"""
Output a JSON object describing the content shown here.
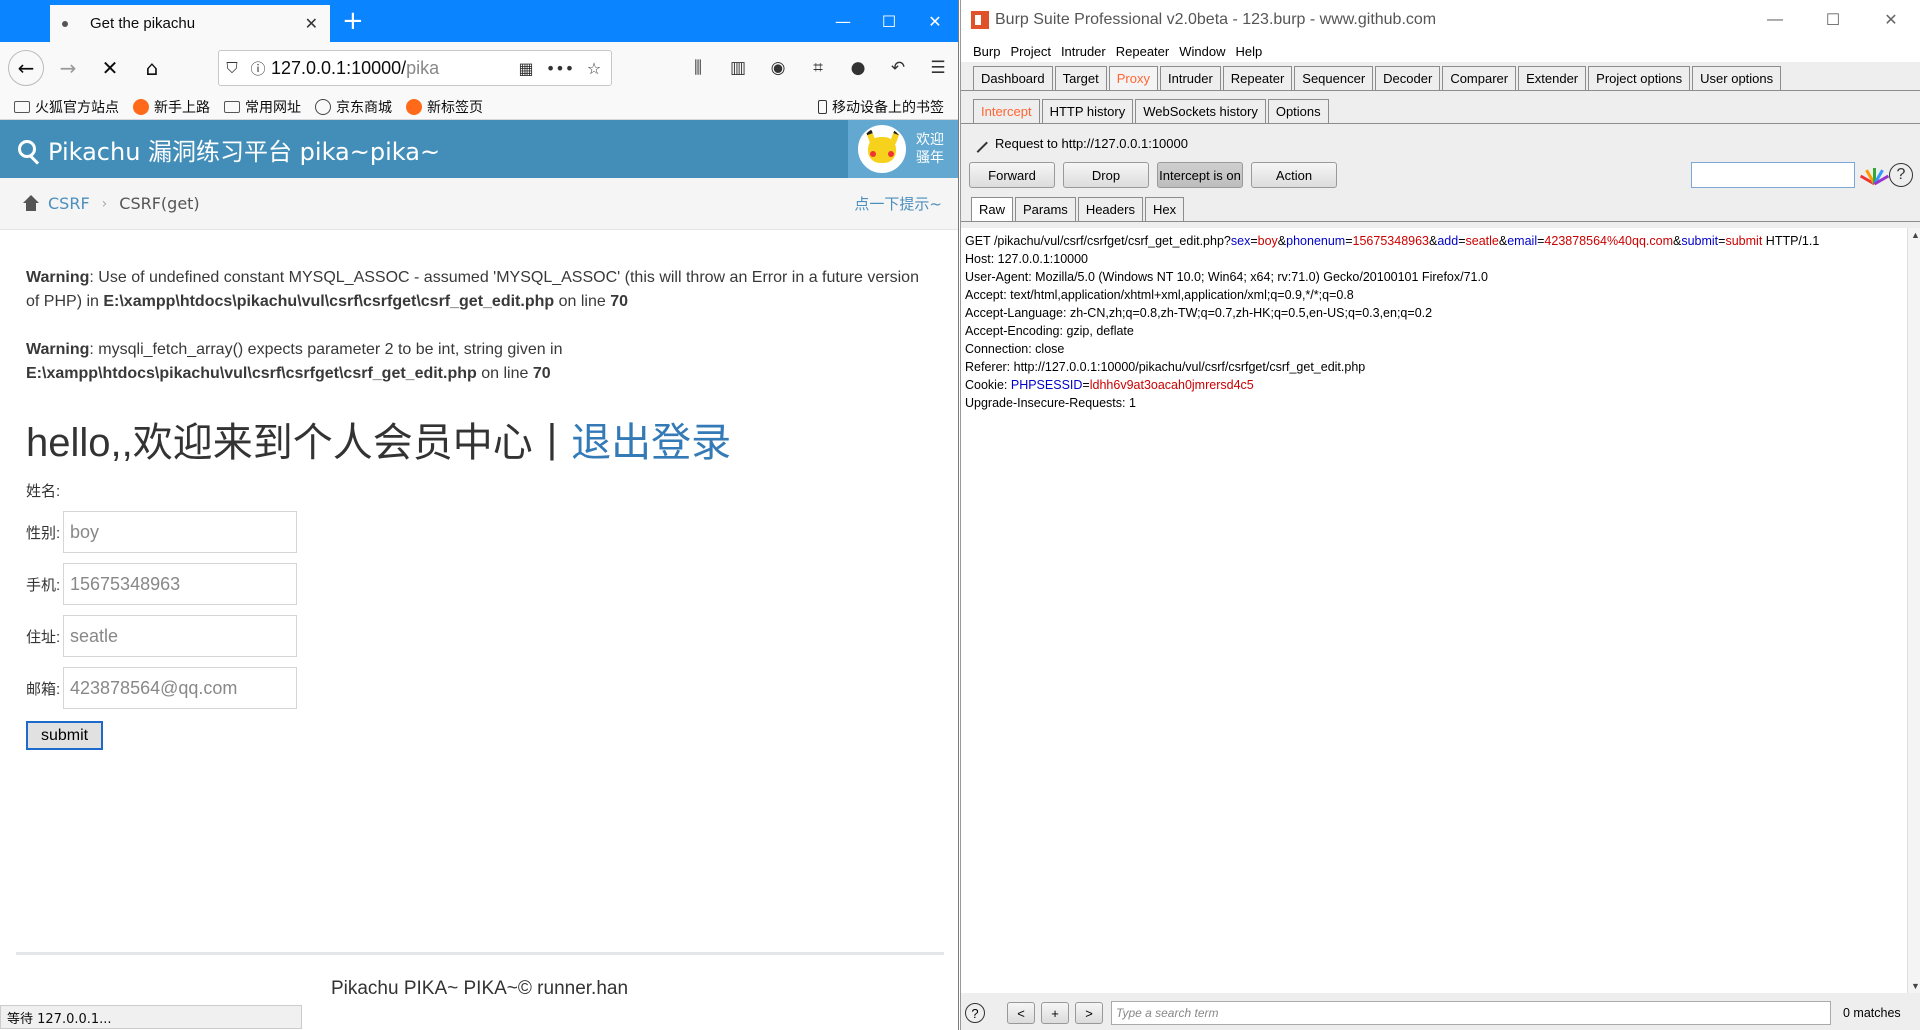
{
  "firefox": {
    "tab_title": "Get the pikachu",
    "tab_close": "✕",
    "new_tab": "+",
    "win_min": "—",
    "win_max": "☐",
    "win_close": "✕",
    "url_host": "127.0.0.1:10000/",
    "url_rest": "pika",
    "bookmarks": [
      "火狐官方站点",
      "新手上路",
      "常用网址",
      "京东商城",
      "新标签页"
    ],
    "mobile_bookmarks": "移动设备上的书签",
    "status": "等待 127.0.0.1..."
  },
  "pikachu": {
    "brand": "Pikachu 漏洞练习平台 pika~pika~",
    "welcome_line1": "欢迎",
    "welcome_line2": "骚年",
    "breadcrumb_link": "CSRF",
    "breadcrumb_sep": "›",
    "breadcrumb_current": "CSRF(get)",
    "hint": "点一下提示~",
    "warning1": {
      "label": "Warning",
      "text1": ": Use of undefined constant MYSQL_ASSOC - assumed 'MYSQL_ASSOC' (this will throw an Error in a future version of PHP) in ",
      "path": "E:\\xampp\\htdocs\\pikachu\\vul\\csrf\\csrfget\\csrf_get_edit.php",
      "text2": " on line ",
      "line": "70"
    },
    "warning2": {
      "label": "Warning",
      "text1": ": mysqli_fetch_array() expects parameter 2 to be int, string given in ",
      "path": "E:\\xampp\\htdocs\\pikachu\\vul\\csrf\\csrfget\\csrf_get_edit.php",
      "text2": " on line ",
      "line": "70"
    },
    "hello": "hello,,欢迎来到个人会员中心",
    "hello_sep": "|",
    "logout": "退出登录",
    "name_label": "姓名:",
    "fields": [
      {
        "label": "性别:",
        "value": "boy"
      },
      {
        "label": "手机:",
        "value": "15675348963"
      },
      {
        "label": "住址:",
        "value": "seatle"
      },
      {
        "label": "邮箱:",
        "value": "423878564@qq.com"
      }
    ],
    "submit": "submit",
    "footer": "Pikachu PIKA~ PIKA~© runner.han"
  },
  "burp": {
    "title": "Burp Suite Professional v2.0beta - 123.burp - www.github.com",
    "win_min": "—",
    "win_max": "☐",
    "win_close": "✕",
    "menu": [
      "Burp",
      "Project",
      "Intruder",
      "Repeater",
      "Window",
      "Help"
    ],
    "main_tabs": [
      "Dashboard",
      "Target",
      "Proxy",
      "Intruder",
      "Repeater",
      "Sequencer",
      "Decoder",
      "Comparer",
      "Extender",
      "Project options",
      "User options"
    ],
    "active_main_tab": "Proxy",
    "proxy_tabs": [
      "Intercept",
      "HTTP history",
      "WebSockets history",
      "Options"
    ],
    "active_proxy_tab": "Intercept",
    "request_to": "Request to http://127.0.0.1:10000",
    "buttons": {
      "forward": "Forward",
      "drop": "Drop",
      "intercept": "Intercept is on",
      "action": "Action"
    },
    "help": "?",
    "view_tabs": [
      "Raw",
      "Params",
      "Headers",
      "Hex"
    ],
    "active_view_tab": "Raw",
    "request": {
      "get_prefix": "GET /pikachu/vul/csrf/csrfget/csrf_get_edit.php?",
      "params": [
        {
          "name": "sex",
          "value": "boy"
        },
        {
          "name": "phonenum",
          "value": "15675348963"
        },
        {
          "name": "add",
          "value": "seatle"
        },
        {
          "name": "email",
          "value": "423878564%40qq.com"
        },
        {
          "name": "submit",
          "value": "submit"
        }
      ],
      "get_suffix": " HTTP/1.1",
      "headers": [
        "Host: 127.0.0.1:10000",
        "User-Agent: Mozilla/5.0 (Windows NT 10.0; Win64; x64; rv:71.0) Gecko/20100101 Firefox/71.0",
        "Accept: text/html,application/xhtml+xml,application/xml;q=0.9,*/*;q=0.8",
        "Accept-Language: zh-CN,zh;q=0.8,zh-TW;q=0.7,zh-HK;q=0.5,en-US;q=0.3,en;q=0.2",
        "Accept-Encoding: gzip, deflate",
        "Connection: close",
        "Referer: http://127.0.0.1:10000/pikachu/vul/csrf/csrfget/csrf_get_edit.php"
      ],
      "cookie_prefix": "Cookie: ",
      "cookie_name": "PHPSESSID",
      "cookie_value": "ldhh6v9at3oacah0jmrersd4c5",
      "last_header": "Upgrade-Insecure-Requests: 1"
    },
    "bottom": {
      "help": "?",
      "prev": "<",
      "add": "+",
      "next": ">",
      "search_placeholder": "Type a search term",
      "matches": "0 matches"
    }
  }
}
"""
> WRITTEN TASK:
From the data above, pick out each line containing "Intercept" and copy it.

> EXPECTED ANSWER:
      "Intercept",
    "active_proxy_tab": "Intercept",
      "intercept": "Intercept is on",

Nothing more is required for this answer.